From the listing, extract every line that starts with the one containing "Itemize the components" and continues through the one containing "tab-motifs[interactable]: Motifs —", and copy each line unchanged. Leave out any picture in that range.

- Exercise data
* * * *

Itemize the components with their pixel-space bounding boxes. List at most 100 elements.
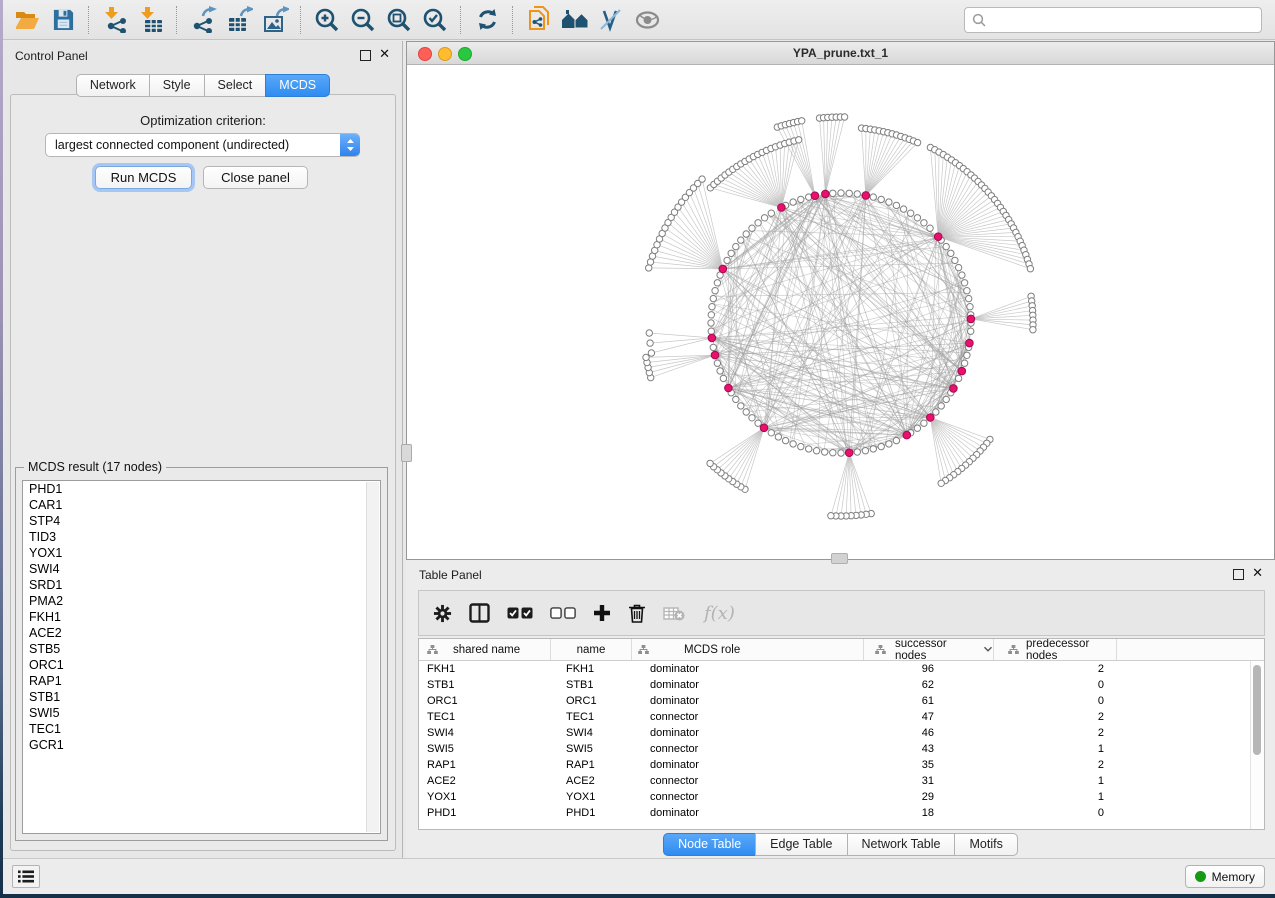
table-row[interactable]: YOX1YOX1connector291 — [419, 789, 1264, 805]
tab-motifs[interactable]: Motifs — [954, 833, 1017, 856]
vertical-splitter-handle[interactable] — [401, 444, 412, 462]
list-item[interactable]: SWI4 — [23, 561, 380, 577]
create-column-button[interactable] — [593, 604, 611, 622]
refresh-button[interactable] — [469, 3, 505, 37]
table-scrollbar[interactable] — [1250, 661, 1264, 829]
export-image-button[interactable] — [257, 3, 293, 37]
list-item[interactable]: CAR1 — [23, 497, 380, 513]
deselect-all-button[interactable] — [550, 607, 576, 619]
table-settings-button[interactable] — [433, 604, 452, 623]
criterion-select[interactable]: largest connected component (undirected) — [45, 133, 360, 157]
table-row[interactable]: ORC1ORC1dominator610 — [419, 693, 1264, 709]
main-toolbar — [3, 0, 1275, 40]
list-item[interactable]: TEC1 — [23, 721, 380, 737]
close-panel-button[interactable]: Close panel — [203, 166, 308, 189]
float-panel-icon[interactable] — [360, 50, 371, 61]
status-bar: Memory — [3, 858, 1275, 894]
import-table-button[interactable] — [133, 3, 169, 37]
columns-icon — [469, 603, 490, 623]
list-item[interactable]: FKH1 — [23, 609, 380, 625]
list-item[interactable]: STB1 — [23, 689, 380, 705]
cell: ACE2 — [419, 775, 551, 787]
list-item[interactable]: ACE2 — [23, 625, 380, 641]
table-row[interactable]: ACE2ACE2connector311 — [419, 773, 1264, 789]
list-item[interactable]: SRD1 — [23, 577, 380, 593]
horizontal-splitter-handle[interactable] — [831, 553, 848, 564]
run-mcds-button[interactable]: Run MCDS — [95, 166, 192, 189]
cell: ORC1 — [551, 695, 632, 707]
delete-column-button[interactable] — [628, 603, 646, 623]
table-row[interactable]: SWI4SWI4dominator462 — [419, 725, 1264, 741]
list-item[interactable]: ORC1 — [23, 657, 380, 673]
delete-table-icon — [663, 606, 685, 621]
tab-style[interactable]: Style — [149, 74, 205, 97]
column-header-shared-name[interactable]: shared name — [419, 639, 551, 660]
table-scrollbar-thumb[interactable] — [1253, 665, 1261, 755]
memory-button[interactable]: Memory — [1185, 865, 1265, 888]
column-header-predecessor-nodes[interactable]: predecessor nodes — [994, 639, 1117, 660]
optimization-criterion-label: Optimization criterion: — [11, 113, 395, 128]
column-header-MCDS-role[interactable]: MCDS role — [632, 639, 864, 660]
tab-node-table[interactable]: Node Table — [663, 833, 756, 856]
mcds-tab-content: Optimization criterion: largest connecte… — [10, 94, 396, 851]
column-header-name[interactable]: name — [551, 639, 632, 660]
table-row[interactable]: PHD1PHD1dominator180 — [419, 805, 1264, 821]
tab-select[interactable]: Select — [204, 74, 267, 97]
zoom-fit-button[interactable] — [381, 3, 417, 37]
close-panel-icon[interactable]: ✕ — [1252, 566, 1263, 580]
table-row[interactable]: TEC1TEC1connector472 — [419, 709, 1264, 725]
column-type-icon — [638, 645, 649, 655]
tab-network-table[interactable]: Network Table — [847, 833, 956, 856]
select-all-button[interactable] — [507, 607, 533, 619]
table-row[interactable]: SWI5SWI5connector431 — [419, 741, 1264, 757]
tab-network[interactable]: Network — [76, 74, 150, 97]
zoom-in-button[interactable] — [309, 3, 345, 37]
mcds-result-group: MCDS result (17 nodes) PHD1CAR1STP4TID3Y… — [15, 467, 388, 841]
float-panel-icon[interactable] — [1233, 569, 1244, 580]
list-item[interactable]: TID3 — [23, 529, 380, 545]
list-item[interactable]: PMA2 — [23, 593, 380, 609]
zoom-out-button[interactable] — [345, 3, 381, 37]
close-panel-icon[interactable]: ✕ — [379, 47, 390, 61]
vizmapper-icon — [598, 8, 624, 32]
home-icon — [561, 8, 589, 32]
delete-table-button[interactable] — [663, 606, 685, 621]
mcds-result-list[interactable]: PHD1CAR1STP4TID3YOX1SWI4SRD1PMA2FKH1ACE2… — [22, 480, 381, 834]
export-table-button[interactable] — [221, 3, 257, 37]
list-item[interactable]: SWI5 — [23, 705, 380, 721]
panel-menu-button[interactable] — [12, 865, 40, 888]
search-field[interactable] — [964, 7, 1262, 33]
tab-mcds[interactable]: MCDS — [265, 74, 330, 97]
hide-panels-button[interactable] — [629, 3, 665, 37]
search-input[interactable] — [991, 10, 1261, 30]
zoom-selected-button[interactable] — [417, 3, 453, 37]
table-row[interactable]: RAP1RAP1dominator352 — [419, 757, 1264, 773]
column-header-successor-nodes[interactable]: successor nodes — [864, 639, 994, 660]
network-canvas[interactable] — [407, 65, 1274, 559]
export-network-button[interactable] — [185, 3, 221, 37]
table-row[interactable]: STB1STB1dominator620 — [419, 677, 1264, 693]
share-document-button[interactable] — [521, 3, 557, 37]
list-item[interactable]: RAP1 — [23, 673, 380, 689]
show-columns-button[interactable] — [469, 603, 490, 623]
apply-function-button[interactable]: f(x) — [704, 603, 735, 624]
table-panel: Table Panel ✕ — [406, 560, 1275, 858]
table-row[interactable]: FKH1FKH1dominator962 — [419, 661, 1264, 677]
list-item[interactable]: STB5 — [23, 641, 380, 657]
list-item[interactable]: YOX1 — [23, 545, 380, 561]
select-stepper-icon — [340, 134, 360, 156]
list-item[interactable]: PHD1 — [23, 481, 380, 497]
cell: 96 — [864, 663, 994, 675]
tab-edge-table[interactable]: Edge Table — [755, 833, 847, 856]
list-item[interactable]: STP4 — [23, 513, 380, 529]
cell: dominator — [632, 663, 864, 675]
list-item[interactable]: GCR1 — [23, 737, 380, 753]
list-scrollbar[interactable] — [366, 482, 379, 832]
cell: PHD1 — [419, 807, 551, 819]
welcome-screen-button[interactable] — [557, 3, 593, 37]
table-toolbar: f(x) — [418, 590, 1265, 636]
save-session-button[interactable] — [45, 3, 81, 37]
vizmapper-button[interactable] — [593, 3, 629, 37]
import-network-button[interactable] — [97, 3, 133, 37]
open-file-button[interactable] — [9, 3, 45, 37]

* * * *

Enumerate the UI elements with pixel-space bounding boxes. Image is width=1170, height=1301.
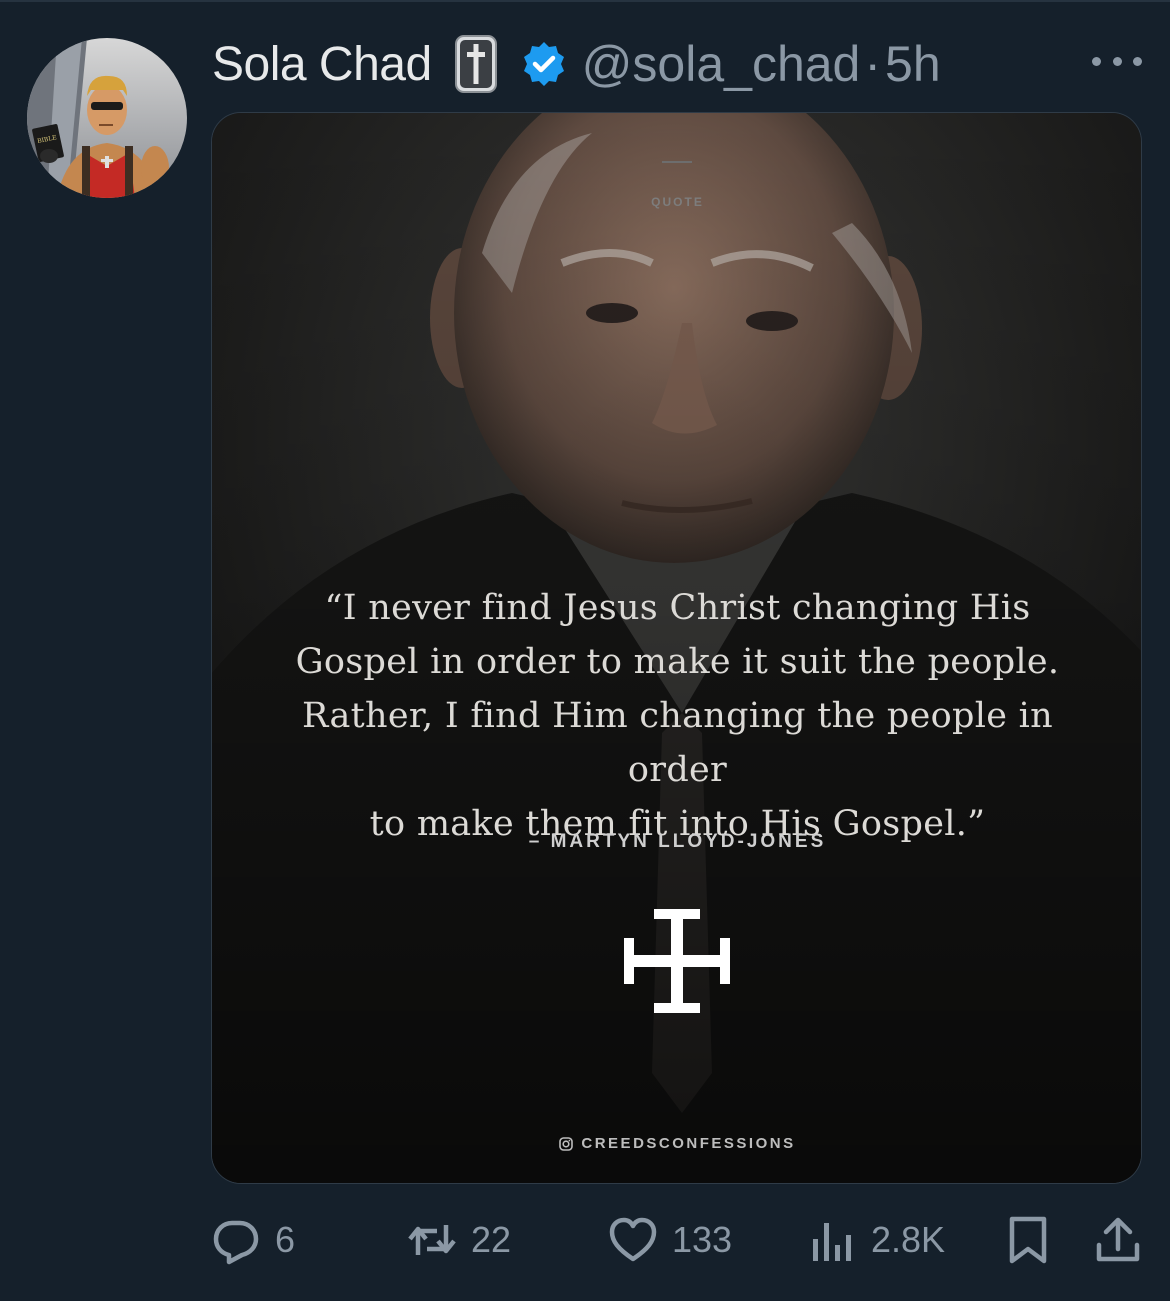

* * * *

- The completed task
Itemize the components with their pixel-space bounding boxes. List at most 100 elements.
table-row[interactable]: YOX1YOX1connector291 — [419, 789, 1264, 805]
tab-motifs[interactable]: Motifs — [954, 833, 1017, 856]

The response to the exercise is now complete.